Task objective | Write out all lines holding the word "document".

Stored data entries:

○ ○ ○ ○ ○

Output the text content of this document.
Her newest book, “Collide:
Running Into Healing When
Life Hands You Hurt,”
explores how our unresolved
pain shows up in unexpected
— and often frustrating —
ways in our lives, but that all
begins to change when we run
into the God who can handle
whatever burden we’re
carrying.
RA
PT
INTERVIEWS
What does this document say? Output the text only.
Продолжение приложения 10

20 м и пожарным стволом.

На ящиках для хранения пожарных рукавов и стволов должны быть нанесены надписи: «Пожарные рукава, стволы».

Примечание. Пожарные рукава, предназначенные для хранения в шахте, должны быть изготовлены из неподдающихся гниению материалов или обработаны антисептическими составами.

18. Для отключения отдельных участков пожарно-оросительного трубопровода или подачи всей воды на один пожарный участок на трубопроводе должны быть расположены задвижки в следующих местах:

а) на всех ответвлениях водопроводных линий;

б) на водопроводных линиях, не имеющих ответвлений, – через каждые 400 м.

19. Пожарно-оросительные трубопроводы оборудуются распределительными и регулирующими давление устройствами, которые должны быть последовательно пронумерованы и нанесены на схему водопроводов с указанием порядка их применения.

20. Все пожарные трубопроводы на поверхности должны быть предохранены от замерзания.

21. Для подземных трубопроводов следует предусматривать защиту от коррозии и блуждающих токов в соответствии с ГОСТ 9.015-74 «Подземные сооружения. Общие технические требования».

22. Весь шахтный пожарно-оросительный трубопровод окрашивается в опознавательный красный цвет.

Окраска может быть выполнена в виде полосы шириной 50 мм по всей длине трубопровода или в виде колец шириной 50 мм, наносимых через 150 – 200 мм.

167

○ ○ ○ ○ ○

Task answer |
Output the text content of this document.
What does this document say? Output the text only.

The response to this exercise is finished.